Dataset excerpt
——————

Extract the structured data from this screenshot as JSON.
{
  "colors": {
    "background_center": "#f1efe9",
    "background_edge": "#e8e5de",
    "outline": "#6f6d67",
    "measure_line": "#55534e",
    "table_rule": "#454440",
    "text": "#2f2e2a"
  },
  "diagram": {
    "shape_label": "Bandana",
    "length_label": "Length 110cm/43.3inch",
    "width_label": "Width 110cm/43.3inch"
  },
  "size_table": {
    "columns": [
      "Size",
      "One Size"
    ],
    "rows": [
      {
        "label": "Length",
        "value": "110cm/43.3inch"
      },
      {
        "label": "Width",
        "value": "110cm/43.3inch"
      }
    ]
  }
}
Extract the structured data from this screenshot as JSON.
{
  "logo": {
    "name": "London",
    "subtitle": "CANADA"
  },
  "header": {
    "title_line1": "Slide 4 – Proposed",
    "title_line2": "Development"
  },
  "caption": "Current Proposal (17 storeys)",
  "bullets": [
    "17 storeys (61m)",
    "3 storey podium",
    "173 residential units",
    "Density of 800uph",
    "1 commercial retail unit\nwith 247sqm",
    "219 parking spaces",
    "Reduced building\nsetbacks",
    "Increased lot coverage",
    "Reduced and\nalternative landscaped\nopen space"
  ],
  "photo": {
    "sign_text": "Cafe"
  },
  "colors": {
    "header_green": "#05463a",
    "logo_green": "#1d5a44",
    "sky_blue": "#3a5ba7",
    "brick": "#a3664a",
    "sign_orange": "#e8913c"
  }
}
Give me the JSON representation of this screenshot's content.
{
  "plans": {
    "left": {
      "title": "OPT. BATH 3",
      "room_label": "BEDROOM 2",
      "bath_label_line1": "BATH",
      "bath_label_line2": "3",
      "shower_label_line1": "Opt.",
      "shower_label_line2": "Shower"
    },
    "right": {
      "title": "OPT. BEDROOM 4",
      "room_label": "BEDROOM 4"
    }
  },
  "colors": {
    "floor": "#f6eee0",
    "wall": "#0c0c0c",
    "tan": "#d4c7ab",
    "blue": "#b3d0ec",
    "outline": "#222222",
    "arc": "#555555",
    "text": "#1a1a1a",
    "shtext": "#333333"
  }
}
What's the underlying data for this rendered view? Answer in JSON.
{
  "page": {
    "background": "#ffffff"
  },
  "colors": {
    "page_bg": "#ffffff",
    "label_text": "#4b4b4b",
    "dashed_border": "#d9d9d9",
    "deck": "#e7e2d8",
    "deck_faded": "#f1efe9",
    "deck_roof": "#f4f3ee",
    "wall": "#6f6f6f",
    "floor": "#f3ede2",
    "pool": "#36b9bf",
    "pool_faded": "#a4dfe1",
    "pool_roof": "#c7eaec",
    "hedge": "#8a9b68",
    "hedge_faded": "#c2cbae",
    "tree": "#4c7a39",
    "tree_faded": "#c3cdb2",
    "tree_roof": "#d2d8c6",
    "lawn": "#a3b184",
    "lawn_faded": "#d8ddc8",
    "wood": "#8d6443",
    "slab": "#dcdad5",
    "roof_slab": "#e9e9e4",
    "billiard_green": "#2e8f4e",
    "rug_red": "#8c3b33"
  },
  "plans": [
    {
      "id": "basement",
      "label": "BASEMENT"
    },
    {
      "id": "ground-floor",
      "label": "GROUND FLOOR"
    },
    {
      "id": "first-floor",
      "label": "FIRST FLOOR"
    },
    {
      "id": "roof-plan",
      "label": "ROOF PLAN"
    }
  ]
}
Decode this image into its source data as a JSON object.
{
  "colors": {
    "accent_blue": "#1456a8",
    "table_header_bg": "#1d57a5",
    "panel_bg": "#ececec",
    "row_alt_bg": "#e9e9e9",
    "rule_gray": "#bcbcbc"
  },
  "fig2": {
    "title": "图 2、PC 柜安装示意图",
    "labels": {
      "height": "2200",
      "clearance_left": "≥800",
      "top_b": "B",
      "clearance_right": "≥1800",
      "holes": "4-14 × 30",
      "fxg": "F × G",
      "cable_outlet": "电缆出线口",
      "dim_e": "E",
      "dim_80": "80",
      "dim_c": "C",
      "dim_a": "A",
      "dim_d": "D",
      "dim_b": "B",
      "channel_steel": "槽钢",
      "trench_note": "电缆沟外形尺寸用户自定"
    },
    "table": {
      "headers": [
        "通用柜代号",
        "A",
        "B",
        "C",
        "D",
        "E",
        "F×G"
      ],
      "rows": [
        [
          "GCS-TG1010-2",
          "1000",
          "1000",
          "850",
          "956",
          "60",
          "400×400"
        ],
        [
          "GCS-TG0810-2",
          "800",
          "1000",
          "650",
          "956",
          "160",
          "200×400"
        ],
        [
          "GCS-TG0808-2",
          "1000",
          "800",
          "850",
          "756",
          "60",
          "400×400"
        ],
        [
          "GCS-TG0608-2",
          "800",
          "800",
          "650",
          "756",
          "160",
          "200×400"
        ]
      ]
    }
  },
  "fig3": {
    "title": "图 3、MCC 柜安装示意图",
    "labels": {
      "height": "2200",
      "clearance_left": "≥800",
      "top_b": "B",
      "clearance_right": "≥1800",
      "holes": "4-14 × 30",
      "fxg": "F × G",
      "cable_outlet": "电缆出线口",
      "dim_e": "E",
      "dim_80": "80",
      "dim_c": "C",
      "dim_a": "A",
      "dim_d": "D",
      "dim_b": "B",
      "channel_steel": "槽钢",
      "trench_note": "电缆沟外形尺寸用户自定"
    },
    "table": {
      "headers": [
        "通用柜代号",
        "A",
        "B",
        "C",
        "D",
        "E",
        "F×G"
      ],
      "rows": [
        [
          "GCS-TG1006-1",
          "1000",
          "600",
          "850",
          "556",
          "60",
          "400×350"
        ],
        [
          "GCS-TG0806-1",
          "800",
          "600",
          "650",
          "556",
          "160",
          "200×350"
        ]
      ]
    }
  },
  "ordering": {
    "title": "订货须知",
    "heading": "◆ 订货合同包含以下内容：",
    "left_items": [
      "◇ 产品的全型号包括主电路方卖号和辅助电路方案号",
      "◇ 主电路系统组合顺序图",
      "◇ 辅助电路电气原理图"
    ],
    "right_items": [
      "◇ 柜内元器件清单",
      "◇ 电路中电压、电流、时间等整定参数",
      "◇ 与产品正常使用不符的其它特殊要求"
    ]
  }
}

——————

To be done: Search the listing for the string "BEDROOM". Copy each line where it turns up.

Answer to this problem:
      "room_label": "BEDROOM 2",
      "title": "OPT. BEDROOM 4",
      "room_label": "BEDROOM 4"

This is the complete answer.